*Instruction*
All of the lines below are to be printed again exactly; images are excluded from the output.

*Material for this exercise*
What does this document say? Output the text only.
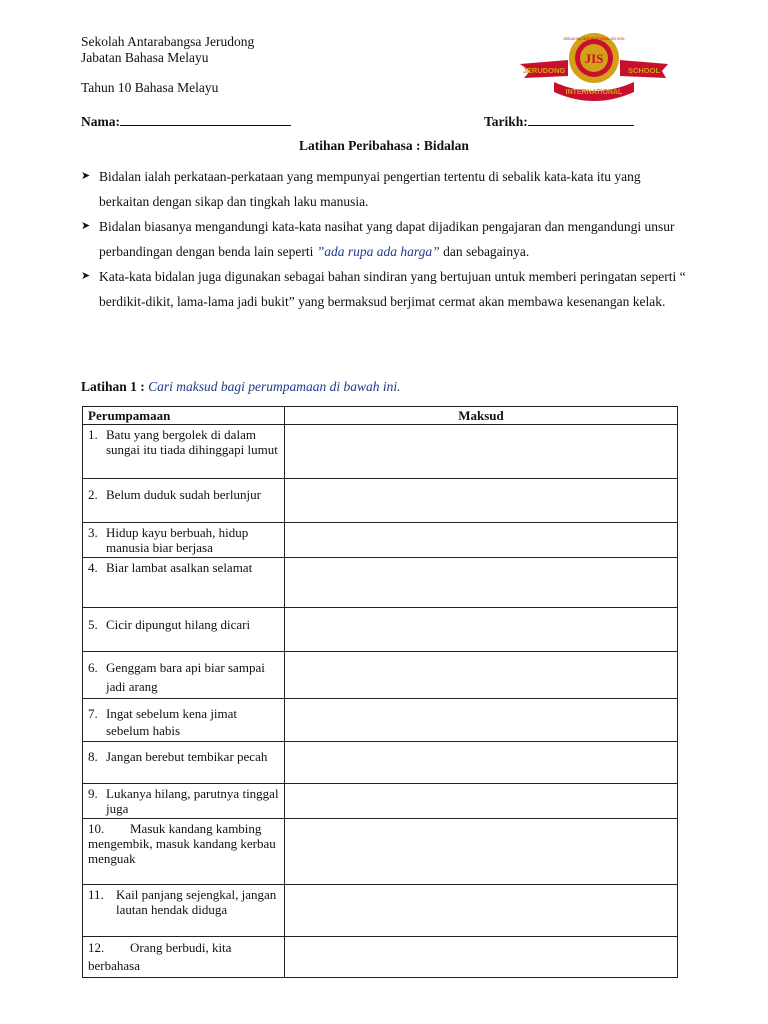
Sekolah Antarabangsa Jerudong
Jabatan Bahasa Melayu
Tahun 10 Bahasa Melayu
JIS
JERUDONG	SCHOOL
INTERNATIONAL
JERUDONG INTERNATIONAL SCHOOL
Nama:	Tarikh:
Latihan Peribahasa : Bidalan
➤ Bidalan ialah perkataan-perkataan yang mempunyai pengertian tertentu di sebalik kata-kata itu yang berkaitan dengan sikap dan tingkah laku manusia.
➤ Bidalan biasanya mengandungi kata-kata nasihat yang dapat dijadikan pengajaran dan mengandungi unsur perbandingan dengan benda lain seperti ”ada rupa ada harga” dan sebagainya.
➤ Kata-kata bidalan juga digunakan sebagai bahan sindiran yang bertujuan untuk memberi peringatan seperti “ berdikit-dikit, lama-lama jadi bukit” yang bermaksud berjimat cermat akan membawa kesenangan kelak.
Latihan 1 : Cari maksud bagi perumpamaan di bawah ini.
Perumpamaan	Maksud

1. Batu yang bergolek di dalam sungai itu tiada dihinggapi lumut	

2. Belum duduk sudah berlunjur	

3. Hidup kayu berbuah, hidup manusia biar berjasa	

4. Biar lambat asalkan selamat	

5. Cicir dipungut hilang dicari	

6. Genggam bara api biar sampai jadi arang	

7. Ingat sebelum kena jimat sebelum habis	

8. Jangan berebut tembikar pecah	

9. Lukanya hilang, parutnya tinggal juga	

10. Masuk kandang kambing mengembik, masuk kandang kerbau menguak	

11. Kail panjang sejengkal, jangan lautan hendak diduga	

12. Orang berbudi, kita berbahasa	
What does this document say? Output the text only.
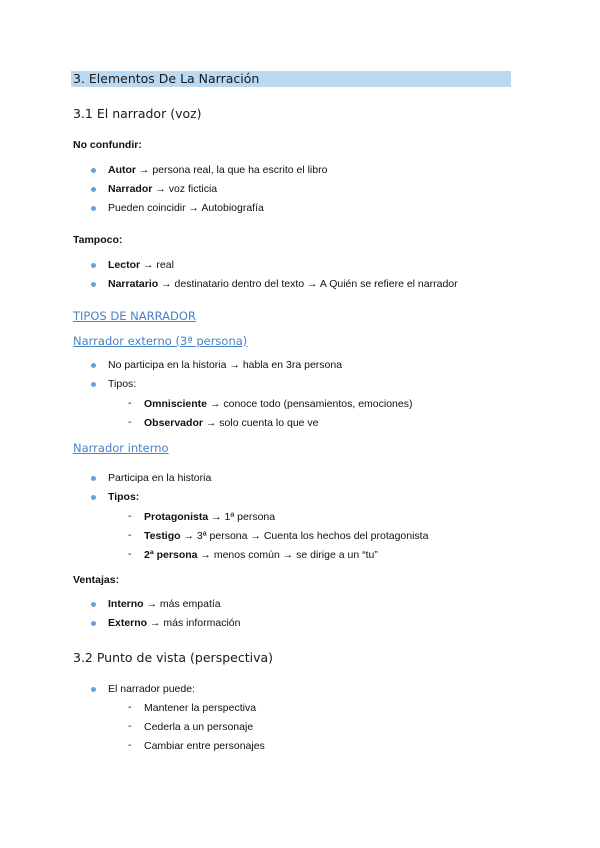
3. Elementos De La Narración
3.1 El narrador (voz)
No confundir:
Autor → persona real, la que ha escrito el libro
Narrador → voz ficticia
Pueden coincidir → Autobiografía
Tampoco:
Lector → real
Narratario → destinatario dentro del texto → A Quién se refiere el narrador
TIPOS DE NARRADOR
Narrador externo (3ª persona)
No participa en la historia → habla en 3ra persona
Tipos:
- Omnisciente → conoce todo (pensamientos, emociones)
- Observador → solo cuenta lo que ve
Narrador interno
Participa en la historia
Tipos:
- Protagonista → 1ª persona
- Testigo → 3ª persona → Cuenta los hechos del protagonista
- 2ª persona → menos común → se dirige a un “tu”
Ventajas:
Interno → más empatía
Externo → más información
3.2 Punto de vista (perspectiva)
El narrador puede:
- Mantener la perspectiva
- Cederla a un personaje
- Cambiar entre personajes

*The output*
What does this document say? Output the text only.
Sekolah Antarabangsa Jerudong
Jabatan Bahasa Melayu
Tahun 10 Bahasa Melayu
JIS
JERUDONG	SCHOOL
INTERNATIONAL
JERUDONG INTERNATIONAL SCHOOL
Nama:	Tarikh:
Latihan Peribahasa : Bidalan
➤ Bidalan ialah perkataan-perkataan yang mempunyai pengertian tertentu di sebalik kata-kata itu yang berkaitan dengan sikap dan tingkah laku manusia.
➤ Bidalan biasanya mengandungi kata-kata nasihat yang dapat dijadikan pengajaran dan mengandungi unsur perbandingan dengan benda lain seperti ”ada rupa ada harga” dan sebagainya.
➤ Kata-kata bidalan juga digunakan sebagai bahan sindiran yang bertujuan untuk memberi peringatan seperti “ berdikit-dikit, lama-lama jadi bukit” yang bermaksud berjimat cermat akan membawa kesenangan kelak.
Latihan 1 : Cari maksud bagi perumpamaan di bawah ini.
Perumpamaan	Maksud

1. Batu yang bergolek di dalam sungai itu tiada dihinggapi lumut	

2. Belum duduk sudah berlunjur	

3. Hidup kayu berbuah, hidup manusia biar berjasa	

4. Biar lambat asalkan selamat	

5. Cicir dipungut hilang dicari	

6. Genggam bara api biar sampai jadi arang	

7. Ingat sebelum kena jimat sebelum habis	

8. Jangan berebut tembikar pecah	

9. Lukanya hilang, parutnya tinggal juga	

10. Masuk kandang kambing mengembik, masuk kandang kerbau menguak	

11. Kail panjang sejengkal, jangan lautan hendak diduga	

12. Orang berbudi, kita berbahasa	
What does this document say? Output the text only.
3. Elementos De La Narración
3.1 El narrador (voz)
No confundir:
Autor → persona real, la que ha escrito el libro
Narrador → voz ficticia
Pueden coincidir → Autobiografía
Tampoco:
Lector → real
Narratario → destinatario dentro del texto → A Quién se refiere el narrador
TIPOS DE NARRADOR
Narrador externo (3ª persona)
No participa en la historia → habla en 3ra persona
Tipos:
- Omnisciente → conoce todo (pensamientos, emociones)
- Observador → solo cuenta lo que ve
Narrador interno
Participa en la historia
Tipos:
- Protagonista → 1ª persona
- Testigo → 3ª persona → Cuenta los hechos del protagonista
- 2ª persona → menos común → se dirige a un “tu”
Ventajas:
Interno → más empatía
Externo → más información
3.2 Punto de vista (perspectiva)
El narrador puede:
- Mantener la perspectiva
- Cederla a un personaje
- Cambiar entre personajes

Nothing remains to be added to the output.